+++ Dataset rows

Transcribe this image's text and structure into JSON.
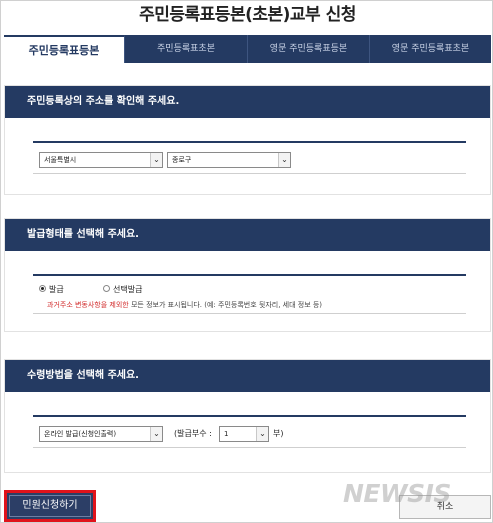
{
  "page": {
    "title": "주민등록표등본(초본)교부 신청"
  },
  "tabs": [
    {
      "label": "주민등록표등본",
      "active": true
    },
    {
      "label": "주민등록표초본",
      "active": false
    },
    {
      "label": "영문 주민등록표등본",
      "active": false
    },
    {
      "label": "영문 주민등록표초본",
      "active": false
    }
  ],
  "address_section": {
    "heading": "주민등록상의 주소를 확인해 주세요.",
    "city_select": "서울특별시",
    "district_select": "종로구"
  },
  "issue_section": {
    "heading": "발급형태를 선택해 주세요.",
    "option_full": "발급",
    "option_select": "선택발급",
    "selected": "발급",
    "notice_red": "과거주소 변동사항을 제외한",
    "notice_rest": " 모든 정보가 표시됩니다. (예: 주민등록번호 뒷자리, 세대 정보 등)"
  },
  "receive_section": {
    "heading": "수령방법을 선택해 주세요.",
    "method_select": "온라인 발급(신청인출력)",
    "copies_label_open": "(발급부수 :",
    "copies_value": "1",
    "copies_label_close": "부)"
  },
  "buttons": {
    "apply": "민원신청하기",
    "cancel": "취소"
  },
  "watermark": "NEWSIS",
  "colors": {
    "navy": "#243a62",
    "highlight_red": "#e0131b",
    "notice_red": "#d22c2c"
  }
}
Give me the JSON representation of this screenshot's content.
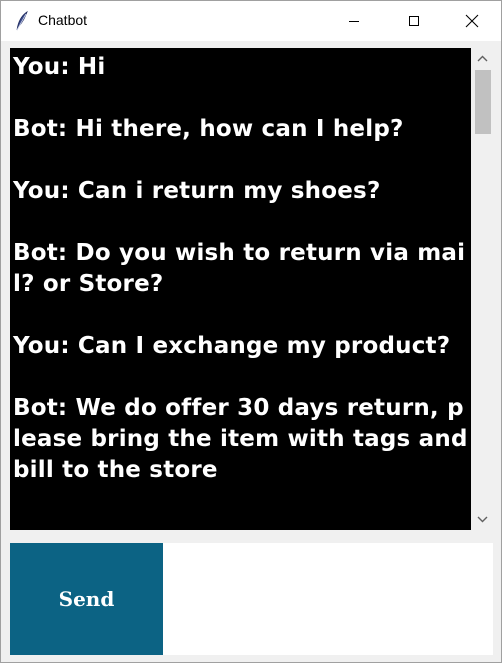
{
  "window": {
    "title": "Chatbot",
    "icon": "feather-icon"
  },
  "chat": {
    "messages": [
      {
        "text": "You: Hi"
      },
      {
        "text": "Bot: Hi there, how can I help?"
      },
      {
        "text": "You: Can i return my shoes?"
      },
      {
        "text": "Bot: Do you wish to return via mail? or Store?"
      },
      {
        "text": "You: Can I exchange my product?"
      },
      {
        "text": "Bot: We do offer 30 days return, please bring the item with tags and bill to the store"
      }
    ]
  },
  "controls": {
    "send_label": "Send",
    "input_value": ""
  },
  "colors": {
    "chat_background": "#000000",
    "chat_text": "#ffffff",
    "send_button": "#0c6384"
  }
}
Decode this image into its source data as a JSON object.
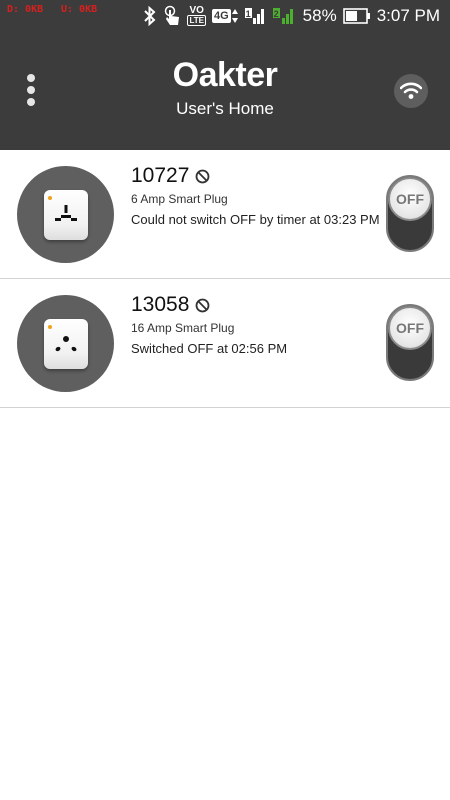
{
  "status_bar": {
    "download": "D: 0KB",
    "upload": "U: 0KB",
    "volte_top": "VO",
    "volte_bottom": "LTE",
    "network_type": "4G",
    "sim1": "1",
    "sim2": "2",
    "battery": "58%",
    "time": "3:07 PM"
  },
  "header": {
    "brand": "Oakter",
    "subtitle": "User's Home"
  },
  "devices": [
    {
      "id": "10727",
      "type": "6 Amp Smart Plug",
      "status": "Could not switch OFF by timer at 03:23 PM",
      "toggle_label": "OFF"
    },
    {
      "id": "13058",
      "type": "16 Amp Smart Plug",
      "status": "Switched OFF at 02:56 PM",
      "toggle_label": "OFF"
    }
  ]
}
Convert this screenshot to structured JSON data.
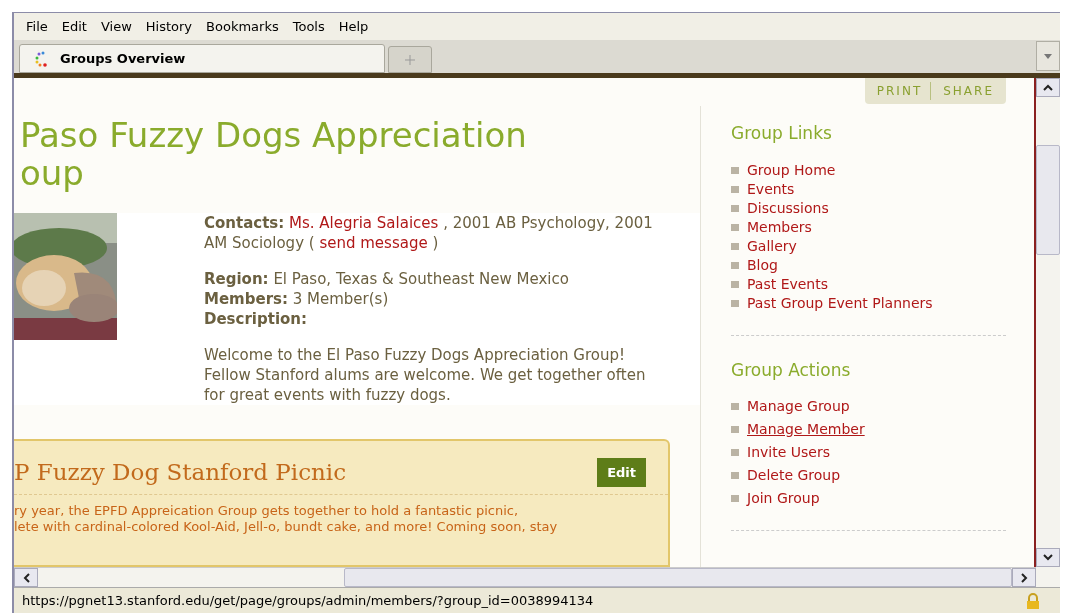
{
  "menu": [
    "File",
    "Edit",
    "View",
    "History",
    "Bookmarks",
    "Tools",
    "Help"
  ],
  "tabs": [
    {
      "label": "Groups Overview",
      "selected": true
    }
  ],
  "page_tools": [
    "PRINT",
    "SHARE"
  ],
  "group": {
    "title_lines": [
      "Paso Fuzzy Dogs Appreciation",
      "oup"
    ],
    "contacts": {
      "label": "Contacts:",
      "name": "Ms. Alegria Salaices",
      "middle": ", 2001 AB Psychology, 2001 AM Sociology (",
      "link": "send message",
      "end": ")"
    },
    "region": {
      "label": "Region:",
      "value": "El Paso, Texas & Southeast New Mexico"
    },
    "members": {
      "label": "Members:",
      "value": "3 Member(s)"
    },
    "description_label": "Description:",
    "description": "Welcome to the El Paso Fuzzy Dogs Appreciation Group! Fellow Stanford alums are welcome. We get together often for great events with fuzzy dogs."
  },
  "event": {
    "title": "P Fuzzy Dog Stanford Picnic",
    "button": "Edit",
    "lines": [
      "ry year, the EPFD Appreication Group gets together to hold a fantastic picnic,",
      "lete with cardinal-colored Kool-Aid, Jell-o, bundt cake, and more! Coming soon, stay"
    ]
  },
  "sidebar": [
    {
      "title": "Group Links",
      "items": [
        {
          "label": "Group Home",
          "hovered": false
        },
        {
          "label": "Events",
          "hovered": false
        },
        {
          "label": "Discussions",
          "hovered": false
        },
        {
          "label": "Members",
          "hovered": false
        },
        {
          "label": "Gallery",
          "hovered": false
        },
        {
          "label": "Blog",
          "hovered": false
        },
        {
          "label": "Past Events",
          "hovered": false
        },
        {
          "label": "Past Group Event Planners",
          "hovered": false
        }
      ]
    },
    {
      "title": "Group Actions",
      "items": [
        {
          "label": "Manage Group",
          "hovered": false
        },
        {
          "label": "Manage Member",
          "hovered": true
        },
        {
          "label": "Invite Users",
          "hovered": false
        },
        {
          "label": "Delete Group",
          "hovered": false
        },
        {
          "label": "Join Group",
          "hovered": false
        }
      ]
    }
  ],
  "status_bar": {
    "url": "https://pgnet13.stanford.edu/get/page/groups/admin/members/?group_id=0038994134"
  }
}
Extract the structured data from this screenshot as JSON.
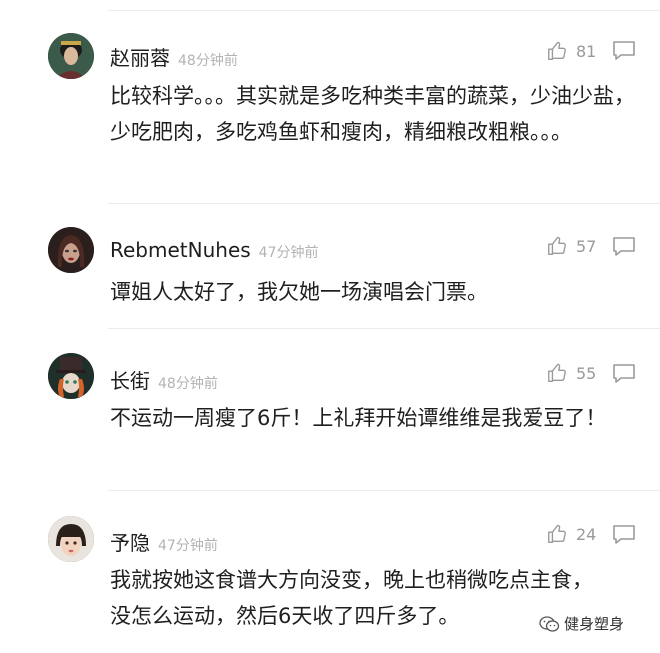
{
  "comments": [
    {
      "name": "赵丽蓉",
      "time": "48分钟前",
      "likes": "81",
      "text": "比较科学。。。其实就是多吃种类丰富的蔬菜，少油少盐，少吃肥肉，多吃鸡鱼虾和瘦肉，精细粮改粗粮。。。",
      "avatar_icon": "portrait-woman-icon"
    },
    {
      "name": "RebmetNuhes",
      "time": "47分钟前",
      "likes": "57",
      "text": "谭姐人太好了，我欠她一场演唱会门票。",
      "avatar_icon": "portrait-dark-hair-icon"
    },
    {
      "name": "长街",
      "time": "48分钟前",
      "likes": "55",
      "text": "不运动一周瘦了6斤！上礼拜开始谭维维是我爱豆了！",
      "avatar_icon": "mad-hatter-icon"
    },
    {
      "name": "予隐",
      "time": "47分钟前",
      "likes": "24",
      "text": "我就按她这食谱大方向没变，晚上也稍微吃点主食，没怎么运动，然后6天收了四斤多了。",
      "avatar_icon": "portrait-child-icon"
    }
  ],
  "watermark": {
    "label": "健身塑身",
    "icon": "wechat-icon"
  },
  "colors": {
    "like_gray": "#9a9a9a",
    "time_gray": "#b3b3b3",
    "divider": "#ececec"
  }
}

++++++

## Stated exercise
Count every line in the entries above where the word "Home" appears; respond with the number alone.

## Correct result
2